**RECORDS FOR THE EXERCISE:**
___
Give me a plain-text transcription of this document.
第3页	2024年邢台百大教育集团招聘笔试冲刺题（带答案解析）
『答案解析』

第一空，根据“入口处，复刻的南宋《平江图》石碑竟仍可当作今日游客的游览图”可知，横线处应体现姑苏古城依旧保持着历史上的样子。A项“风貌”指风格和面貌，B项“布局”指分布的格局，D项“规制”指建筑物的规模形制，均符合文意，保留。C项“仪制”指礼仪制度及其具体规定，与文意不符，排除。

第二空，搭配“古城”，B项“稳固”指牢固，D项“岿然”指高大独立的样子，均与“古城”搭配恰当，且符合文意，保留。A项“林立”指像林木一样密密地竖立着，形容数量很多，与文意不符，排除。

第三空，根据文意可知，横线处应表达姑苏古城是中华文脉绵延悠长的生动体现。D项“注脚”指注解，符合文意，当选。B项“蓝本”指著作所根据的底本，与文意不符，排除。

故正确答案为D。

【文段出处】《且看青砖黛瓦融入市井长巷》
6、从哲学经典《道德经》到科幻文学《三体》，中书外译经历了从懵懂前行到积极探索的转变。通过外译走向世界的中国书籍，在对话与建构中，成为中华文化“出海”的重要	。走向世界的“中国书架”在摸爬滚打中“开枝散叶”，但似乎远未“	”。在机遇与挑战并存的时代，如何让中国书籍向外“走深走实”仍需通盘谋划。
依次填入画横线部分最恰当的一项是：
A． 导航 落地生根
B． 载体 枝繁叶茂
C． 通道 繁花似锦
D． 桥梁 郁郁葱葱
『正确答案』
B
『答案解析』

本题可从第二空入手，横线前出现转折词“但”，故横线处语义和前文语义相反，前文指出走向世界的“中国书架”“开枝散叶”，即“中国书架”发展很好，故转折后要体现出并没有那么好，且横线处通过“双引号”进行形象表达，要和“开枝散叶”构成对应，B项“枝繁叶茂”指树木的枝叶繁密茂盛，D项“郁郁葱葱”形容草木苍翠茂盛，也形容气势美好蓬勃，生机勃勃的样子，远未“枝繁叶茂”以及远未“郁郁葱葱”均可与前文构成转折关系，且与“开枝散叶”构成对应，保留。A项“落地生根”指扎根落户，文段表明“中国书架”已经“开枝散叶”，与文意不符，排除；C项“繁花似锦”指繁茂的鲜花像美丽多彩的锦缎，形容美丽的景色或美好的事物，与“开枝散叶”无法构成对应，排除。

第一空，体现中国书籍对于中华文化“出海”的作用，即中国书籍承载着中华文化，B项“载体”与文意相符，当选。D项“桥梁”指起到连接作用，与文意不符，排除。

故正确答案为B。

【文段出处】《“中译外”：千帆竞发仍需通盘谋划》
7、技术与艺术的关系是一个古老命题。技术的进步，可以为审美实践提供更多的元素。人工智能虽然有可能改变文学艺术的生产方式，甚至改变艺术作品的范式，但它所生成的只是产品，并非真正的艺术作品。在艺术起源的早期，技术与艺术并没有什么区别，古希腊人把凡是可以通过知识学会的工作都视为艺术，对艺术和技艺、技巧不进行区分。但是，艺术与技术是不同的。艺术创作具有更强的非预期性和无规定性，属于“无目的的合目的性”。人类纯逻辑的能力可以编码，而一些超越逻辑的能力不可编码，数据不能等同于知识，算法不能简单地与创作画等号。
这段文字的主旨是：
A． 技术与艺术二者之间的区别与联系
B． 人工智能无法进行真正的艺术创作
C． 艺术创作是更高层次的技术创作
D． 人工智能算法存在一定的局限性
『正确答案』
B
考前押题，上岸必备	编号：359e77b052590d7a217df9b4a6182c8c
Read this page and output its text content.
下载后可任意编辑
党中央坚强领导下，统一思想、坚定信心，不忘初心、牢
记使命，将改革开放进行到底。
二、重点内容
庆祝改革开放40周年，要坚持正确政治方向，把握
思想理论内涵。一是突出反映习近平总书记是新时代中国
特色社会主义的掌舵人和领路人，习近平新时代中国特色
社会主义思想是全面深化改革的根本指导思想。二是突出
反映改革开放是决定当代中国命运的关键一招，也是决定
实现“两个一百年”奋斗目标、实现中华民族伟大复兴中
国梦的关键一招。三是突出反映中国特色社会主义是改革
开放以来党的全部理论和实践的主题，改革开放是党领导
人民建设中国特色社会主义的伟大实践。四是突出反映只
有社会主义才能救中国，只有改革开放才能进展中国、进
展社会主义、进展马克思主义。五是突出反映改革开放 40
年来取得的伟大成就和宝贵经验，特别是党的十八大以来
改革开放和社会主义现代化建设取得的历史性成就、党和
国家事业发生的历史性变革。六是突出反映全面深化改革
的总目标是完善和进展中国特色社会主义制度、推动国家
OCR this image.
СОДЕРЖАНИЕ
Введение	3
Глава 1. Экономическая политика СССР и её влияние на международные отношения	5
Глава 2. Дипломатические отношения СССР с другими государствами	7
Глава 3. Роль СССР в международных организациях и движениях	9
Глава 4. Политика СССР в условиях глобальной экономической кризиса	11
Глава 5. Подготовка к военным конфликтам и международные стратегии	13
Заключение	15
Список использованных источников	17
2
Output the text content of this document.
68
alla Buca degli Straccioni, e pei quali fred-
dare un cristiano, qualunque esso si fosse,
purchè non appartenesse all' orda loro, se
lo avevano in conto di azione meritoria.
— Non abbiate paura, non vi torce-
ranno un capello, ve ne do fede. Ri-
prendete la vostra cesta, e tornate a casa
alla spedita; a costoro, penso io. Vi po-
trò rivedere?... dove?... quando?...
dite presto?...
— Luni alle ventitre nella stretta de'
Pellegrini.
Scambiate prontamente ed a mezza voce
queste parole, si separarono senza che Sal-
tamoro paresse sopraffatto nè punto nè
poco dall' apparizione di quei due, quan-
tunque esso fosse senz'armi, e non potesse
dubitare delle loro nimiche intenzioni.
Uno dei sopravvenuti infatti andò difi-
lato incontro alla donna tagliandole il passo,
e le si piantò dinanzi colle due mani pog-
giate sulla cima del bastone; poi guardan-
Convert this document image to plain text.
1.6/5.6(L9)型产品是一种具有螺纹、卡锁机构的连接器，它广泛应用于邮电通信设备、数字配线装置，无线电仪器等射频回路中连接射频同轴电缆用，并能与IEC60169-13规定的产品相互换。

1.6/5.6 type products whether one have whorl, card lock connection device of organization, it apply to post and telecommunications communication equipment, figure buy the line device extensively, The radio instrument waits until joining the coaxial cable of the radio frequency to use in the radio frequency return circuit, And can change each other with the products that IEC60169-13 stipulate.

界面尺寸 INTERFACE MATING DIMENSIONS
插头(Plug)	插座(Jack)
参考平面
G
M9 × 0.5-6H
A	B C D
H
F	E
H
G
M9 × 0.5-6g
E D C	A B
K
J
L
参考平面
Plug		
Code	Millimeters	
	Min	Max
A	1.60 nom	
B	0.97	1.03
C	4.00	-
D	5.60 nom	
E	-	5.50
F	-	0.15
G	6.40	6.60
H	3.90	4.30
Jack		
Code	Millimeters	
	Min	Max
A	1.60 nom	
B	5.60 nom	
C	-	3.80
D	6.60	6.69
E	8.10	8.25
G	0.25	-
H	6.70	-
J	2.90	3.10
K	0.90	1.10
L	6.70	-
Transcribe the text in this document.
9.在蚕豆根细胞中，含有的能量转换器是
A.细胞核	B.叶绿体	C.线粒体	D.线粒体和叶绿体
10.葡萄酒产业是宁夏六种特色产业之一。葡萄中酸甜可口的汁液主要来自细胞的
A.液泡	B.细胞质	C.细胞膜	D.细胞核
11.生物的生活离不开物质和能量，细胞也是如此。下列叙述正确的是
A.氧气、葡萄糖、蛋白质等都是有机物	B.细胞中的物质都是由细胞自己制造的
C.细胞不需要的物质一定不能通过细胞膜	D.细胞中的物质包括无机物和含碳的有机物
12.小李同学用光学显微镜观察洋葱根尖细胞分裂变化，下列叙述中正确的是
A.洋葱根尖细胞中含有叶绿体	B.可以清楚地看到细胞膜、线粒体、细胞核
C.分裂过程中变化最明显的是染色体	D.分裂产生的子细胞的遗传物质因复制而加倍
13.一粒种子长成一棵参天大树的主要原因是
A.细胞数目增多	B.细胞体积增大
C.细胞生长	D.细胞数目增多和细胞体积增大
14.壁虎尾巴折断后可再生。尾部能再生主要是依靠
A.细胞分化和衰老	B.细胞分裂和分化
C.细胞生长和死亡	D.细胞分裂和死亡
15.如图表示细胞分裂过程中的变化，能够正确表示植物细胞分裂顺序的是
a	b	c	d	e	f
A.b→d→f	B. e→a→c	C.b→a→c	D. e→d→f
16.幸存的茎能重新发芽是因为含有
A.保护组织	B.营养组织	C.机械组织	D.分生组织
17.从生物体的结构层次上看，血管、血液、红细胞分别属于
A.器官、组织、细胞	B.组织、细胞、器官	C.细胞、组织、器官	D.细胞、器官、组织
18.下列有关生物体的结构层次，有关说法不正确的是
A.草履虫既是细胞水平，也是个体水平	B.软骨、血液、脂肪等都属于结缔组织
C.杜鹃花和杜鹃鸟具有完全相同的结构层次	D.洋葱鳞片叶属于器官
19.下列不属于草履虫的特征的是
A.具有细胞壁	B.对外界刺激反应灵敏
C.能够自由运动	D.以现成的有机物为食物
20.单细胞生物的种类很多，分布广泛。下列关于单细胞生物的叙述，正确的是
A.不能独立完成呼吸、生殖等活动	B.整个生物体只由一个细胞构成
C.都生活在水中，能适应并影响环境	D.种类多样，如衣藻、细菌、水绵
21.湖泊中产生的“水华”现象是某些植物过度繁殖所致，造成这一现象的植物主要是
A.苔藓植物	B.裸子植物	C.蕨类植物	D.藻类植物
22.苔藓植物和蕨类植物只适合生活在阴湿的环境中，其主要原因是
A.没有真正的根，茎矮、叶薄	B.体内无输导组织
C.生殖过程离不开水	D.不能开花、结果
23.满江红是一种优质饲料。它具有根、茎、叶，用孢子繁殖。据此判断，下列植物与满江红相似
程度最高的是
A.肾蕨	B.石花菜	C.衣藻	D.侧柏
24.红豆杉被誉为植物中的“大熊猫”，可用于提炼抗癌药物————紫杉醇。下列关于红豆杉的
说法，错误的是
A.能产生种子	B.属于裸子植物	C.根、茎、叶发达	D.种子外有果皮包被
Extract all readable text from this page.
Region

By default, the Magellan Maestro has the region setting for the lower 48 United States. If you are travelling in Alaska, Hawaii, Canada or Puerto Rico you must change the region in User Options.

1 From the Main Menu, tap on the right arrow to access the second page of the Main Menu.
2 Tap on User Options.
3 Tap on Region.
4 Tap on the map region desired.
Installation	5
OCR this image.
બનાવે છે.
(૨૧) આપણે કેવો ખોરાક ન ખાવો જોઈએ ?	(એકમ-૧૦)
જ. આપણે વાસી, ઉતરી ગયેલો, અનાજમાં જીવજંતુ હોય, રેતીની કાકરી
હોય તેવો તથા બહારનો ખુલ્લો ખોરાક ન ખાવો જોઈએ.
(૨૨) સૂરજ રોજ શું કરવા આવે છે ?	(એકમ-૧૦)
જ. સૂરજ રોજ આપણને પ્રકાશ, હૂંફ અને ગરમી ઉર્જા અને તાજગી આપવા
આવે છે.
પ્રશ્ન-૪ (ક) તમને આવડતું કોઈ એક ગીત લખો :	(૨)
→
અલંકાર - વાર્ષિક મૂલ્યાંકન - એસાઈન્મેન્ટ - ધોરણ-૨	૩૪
___
**EXERCISE OBJECTIVE:**
From the entries above, copy out every line where the string "枝繁叶茂" appears.

**TASK SOLUTION:**
B． 载体 枝繁叶茂
本题可从第二空入手，横线前出现转折词“但”，故横线处语义和前文语义相反，前文指出走向世界的“中国书架”“开枝散叶”，即“中国书架”发展很好，故转折后要体现出并没有那么好，且横线处通过“双引号”进行形象表达，要和“开枝散叶”构成对应，B项“枝繁叶茂”指树木的枝叶繁密茂盛，D项“郁郁葱葱”形容草木苍翠茂盛，也形容气势美好蓬勃，生机勃勃的样子，远未“枝繁叶茂”以及远未“郁郁葱葱”均可与前文构成转折关系，且与“开枝散叶”构成对应，保留。A项“落地生根”指扎根落户，文段表明“中国书架”已经“开枝散叶”，与文意不符，排除；C项“繁花似锦”指繁茂的鲜花像美丽多彩的锦缎，形容美丽的景色或美好的事物，与“开枝散叶”无法构成对应，排除。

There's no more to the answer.